■ 課題内容
波切の石工についての文章を、最後の一文の後から書き継いでもらえますか？

■ 提示文
────

165波切の石工
( 志摩市大王町波切 )
波切漁港の大改修のおりには地元波切の石工が石積工事を行った。そのことから石工の数も多く技術力も高く、全国へ出稼ぎに行ったことから、有名になった。(大王町、65、女)
大慈寺2004−6−1撮影
石材は米子浜の安山岩
波切の石工の祖ともいわれるのが、この大慈寺の石塀を積んだ石工 林与吉で、波切の石垣職人の最初の人といわれています。
大慈寺は1857年(安政4年)に火災に遭い、1860年に本堂再建の際石塀が作られましたから、この石塀は140年以上たっているわけです。
石材は近くの米子浜の安山岩で、材料の入手しやすさが波切の石工を育てたのかもしれません。
独特の 柔らかい表情
とても丁寧な作りで、石のあわせ面が隙間なくぴったりと積まれ、更にすべての石の表面がふっくらとした局面に加工されています。
そのため全体に独特なやわらかい表情を見せてくれます。
写真中央に1つだけ出っ張った石は何でしょうか?
石工の「造形的な遊び」を感じさせます。あまりに良くまとまった石塀に一種の破調を求めたのかもしれません。
取材中に見かけた、
昔の波切の石工の仕事かも知れない
、という石垣や石塀を並べてみました。

────

■ 記録一覧
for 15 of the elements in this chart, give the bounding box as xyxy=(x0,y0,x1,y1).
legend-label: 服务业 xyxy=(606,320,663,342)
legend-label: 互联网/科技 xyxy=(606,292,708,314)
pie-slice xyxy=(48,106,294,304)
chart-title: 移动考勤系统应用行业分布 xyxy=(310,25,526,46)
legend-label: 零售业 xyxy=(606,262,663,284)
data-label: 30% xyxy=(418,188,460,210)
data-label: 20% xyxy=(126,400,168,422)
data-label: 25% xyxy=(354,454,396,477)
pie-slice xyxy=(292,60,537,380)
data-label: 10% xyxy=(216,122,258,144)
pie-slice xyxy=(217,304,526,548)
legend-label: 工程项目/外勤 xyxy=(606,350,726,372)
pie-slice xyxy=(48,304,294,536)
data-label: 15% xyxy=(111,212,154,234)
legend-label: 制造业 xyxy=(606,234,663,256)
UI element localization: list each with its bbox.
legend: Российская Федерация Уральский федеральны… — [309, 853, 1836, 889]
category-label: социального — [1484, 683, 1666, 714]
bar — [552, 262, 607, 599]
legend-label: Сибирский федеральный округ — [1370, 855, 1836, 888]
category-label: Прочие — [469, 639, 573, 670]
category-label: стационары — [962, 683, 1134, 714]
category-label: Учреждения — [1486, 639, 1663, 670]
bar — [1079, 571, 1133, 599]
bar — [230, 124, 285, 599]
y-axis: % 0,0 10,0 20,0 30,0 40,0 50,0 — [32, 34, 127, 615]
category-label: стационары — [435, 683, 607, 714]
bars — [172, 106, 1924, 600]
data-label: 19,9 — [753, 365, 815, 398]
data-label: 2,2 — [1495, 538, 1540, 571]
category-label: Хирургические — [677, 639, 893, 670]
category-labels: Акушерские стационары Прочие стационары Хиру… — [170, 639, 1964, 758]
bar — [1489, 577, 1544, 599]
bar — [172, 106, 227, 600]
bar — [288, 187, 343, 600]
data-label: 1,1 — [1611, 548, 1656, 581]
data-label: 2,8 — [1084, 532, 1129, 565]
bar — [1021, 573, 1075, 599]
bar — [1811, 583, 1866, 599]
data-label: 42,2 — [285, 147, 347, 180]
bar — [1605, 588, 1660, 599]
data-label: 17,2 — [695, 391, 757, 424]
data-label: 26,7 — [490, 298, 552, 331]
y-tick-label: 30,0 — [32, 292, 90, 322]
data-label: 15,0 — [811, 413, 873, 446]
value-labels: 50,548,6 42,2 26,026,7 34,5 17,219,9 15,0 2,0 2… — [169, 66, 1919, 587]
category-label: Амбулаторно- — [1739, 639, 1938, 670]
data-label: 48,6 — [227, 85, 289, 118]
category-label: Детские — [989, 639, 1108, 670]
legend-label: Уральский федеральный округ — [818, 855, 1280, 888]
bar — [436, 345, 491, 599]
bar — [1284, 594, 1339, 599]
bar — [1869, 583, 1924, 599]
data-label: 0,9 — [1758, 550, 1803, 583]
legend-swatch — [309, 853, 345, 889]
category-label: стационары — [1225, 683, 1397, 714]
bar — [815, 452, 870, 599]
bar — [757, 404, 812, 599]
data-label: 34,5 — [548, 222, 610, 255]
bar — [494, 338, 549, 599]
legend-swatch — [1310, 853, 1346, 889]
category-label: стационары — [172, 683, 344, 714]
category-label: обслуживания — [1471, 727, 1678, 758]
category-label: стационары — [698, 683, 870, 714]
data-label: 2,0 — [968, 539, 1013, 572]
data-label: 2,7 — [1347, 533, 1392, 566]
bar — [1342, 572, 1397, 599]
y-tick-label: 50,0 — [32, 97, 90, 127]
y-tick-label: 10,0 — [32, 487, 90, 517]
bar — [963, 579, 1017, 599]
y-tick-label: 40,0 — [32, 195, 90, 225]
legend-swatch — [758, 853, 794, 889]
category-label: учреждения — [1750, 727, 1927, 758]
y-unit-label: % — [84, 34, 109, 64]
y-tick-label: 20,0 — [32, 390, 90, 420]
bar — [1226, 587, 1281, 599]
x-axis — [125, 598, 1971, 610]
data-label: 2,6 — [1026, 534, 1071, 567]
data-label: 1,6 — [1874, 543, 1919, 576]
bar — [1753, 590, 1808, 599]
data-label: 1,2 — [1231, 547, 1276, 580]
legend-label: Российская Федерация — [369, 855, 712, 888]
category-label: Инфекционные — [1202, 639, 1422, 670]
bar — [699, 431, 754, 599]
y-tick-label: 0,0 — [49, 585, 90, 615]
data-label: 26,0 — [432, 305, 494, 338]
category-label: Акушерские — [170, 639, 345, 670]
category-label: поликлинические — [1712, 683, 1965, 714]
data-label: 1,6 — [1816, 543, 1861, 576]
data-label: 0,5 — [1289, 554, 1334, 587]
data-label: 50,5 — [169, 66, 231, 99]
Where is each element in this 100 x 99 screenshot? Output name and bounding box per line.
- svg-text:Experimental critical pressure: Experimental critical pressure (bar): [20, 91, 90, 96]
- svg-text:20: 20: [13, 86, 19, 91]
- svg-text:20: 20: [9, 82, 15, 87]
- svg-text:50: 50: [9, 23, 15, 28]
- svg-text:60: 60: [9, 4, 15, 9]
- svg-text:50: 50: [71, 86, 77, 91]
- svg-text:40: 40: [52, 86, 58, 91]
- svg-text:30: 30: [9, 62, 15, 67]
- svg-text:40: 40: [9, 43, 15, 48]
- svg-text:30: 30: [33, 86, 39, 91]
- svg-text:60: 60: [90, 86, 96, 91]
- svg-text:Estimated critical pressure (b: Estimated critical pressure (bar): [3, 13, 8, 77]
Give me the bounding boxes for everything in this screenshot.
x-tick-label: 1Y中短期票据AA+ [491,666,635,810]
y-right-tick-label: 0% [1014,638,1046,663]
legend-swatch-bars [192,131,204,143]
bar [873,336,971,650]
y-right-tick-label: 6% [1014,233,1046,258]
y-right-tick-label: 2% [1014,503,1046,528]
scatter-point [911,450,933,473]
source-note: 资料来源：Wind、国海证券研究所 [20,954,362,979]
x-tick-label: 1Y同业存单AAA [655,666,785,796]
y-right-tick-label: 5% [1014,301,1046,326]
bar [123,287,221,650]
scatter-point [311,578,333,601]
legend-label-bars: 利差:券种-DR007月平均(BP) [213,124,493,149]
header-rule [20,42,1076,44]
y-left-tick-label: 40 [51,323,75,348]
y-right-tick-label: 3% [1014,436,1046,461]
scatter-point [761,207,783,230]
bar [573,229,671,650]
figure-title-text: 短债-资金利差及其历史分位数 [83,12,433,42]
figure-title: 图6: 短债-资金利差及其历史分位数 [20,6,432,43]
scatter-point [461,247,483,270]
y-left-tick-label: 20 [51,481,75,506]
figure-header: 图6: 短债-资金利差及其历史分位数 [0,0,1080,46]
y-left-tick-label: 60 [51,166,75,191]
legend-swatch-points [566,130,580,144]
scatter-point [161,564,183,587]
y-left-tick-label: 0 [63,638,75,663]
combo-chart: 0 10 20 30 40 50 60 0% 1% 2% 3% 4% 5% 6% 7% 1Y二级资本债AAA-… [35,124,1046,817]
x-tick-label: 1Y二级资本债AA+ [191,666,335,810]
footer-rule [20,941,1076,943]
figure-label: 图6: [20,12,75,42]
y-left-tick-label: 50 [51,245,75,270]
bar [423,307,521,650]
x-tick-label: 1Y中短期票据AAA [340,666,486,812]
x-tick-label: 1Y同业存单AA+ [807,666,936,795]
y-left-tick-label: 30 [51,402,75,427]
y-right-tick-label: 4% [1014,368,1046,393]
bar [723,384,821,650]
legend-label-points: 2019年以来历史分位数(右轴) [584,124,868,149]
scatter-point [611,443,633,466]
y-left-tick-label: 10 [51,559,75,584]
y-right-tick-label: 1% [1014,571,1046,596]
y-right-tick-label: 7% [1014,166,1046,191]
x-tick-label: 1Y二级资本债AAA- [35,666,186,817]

────

■ 回答
大慈寺石塀 2004−6−1撮影
波切港岸壁2004−6−1撮影
漁港は花崗岩の矢羽積み
波切港の岸壁も波切の石工たちの仕事ですが、時代が移り、波切漁港大改修(1918〜1928)の時のもので、材料は花崗岩に変わり、積み方も「矢羽積み」と変わりました。現代にも通ずる実用本位の石積みといえましょう。
波切の石工は与吉を祖として、明治末には30人ほどでしたが、漁港大改修を契機として、さらに全国的な築港、河川工事などの需要とともに急増し、昭和のはじめには300〜500人もいたといわれています。
又仕事場も日本全国に展開し、最盛期には30以上の県に及びました。
しかし時代の変遷で昭和50年代ころから徐々に減り、後を継ぐ若者もいなくなったそうです。(以上参考:大王町史)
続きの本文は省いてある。